課題:
原文によると、筆者が初めて参加したSF大会の名称と、その開催年および開催地を答えよ。

<36>両性具有社会【闇の左手】

西日本新聞

 毎年夏になると、SF界最大のお祭り、日本SF大会が47都道府県のどこかで開催される。54回目を迎える今年の会場は鳥取県米子市なので、愛称は「米魂(こめこん)」(「こん」は「大会」を意味するコンベンションの略)。僕が初めて参加したSF大会は、東京・浅草で開かれた1980年のTOKON7だった。マスカレードと呼ばれるSF版の仮装大賞がその頃の目玉企画で、いまも鮮明に覚えているのは、照明を落としたステージにすたすた歩いてきた男性の一発芸。右手に持つ懐中電灯のスイッチを入れ、闇の中で反対の手を照らしておもむろに一言、「『闇の左手』」。

抽出されたレコード
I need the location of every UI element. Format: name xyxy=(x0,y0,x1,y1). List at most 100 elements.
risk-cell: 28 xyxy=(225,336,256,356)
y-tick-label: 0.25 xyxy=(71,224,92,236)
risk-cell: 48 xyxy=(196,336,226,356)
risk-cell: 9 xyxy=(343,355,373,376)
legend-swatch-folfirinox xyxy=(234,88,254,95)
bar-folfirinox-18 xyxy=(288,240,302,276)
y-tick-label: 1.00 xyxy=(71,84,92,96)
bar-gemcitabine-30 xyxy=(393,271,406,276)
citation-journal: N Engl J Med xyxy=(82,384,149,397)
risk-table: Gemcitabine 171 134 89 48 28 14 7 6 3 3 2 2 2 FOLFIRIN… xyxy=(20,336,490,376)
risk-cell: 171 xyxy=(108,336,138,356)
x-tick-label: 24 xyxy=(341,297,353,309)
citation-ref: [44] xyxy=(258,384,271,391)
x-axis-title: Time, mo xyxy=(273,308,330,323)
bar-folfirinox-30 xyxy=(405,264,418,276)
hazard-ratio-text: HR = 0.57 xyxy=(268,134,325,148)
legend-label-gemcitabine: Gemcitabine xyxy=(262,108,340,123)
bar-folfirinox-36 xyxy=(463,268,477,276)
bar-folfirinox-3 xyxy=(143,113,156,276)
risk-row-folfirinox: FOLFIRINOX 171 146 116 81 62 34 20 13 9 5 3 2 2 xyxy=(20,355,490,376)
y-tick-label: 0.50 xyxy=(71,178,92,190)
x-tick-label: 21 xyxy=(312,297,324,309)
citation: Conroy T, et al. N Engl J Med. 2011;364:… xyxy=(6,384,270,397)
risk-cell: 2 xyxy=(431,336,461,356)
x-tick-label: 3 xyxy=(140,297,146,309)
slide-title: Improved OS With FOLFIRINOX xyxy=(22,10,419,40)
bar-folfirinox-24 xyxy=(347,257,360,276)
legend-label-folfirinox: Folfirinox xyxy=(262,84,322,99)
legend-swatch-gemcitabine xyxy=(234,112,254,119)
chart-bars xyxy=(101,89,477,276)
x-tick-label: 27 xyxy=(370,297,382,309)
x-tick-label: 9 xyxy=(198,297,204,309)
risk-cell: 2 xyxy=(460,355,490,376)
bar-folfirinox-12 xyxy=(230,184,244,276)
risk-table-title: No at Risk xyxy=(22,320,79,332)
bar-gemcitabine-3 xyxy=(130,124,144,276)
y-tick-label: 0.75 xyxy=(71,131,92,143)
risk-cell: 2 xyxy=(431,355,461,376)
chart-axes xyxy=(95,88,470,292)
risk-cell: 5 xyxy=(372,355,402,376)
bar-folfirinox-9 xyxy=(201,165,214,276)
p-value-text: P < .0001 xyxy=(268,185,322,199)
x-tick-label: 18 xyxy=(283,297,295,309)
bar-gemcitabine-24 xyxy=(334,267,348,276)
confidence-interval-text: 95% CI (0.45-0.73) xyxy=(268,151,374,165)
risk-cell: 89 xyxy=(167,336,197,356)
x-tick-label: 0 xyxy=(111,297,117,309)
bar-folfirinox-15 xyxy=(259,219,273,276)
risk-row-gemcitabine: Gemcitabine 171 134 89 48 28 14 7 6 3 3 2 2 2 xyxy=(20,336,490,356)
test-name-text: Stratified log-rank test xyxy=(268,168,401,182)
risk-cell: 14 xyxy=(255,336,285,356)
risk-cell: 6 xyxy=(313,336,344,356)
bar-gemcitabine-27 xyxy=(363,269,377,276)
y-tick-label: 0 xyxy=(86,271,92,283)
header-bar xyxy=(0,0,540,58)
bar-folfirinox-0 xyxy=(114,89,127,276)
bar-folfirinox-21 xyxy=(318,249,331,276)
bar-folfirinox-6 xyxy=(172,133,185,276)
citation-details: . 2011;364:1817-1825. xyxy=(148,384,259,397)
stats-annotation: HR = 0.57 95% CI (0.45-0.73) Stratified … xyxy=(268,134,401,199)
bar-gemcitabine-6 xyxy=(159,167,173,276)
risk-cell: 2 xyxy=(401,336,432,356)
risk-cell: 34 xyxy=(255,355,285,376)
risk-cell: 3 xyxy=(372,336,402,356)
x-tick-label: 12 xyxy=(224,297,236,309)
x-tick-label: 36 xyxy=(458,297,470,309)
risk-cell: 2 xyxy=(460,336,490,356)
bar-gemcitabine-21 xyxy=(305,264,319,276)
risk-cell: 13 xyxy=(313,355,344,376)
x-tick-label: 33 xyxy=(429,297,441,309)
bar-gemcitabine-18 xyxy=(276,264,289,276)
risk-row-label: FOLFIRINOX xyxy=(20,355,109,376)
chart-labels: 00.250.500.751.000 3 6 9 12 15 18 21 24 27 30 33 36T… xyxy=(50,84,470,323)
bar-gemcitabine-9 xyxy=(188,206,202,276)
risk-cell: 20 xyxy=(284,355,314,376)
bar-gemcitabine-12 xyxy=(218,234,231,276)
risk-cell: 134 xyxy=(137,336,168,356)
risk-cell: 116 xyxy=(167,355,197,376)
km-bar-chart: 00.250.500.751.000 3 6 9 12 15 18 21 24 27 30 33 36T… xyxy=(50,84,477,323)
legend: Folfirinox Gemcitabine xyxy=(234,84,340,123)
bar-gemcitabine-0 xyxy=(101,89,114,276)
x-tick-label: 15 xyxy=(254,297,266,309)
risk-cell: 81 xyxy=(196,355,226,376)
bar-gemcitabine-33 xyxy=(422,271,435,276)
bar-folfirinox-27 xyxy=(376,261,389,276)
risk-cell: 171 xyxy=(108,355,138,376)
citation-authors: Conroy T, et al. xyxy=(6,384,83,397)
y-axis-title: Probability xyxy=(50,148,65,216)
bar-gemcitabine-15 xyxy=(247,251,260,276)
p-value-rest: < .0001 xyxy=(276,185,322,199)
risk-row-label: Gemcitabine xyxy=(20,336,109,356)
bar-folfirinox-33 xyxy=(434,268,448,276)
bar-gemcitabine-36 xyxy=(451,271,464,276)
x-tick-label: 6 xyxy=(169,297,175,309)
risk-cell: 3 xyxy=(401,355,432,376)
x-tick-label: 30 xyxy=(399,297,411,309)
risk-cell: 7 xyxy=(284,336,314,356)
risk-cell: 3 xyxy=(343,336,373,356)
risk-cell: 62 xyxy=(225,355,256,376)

解答:
1980年に東京・浅草で開かれたTOKON7。